__RECORDS PROVIDED__
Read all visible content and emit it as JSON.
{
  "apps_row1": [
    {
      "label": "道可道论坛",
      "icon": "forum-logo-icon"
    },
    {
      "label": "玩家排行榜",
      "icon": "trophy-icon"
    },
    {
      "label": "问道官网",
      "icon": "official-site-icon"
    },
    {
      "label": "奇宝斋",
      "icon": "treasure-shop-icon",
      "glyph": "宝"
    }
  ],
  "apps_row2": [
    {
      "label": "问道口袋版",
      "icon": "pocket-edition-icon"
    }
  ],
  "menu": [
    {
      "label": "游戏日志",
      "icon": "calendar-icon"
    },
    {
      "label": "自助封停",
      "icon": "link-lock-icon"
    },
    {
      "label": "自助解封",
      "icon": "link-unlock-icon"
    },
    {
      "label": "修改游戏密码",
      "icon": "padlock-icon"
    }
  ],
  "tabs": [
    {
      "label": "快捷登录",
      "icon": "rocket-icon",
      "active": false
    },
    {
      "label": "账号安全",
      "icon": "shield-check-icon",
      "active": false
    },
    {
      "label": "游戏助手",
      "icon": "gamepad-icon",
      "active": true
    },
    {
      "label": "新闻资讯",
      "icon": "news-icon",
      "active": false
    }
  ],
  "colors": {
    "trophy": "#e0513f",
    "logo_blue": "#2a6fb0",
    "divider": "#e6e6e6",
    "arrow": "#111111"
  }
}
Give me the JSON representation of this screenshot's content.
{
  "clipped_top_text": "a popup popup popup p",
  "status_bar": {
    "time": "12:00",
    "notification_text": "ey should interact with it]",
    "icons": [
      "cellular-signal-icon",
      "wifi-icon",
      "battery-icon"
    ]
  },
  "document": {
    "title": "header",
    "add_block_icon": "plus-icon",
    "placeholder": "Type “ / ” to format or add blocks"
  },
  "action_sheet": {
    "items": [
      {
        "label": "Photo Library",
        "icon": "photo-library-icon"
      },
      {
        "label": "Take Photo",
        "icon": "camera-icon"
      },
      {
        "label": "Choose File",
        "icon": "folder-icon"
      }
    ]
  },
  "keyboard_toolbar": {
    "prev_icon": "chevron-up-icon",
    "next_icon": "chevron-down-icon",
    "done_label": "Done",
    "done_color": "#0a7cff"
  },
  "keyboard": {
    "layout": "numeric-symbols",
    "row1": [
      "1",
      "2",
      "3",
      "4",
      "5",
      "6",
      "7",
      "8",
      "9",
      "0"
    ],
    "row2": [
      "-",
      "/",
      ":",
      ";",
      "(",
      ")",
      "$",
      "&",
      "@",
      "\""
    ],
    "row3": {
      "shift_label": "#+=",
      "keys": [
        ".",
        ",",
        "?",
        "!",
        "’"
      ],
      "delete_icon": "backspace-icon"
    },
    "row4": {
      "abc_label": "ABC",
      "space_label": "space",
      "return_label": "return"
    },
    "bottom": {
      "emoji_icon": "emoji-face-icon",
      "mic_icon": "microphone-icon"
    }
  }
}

__EXERCISE GOAL__
The string "content" may appear in lines of the listing above; tally those lines and give the number only.

__THE OUTPUT__
2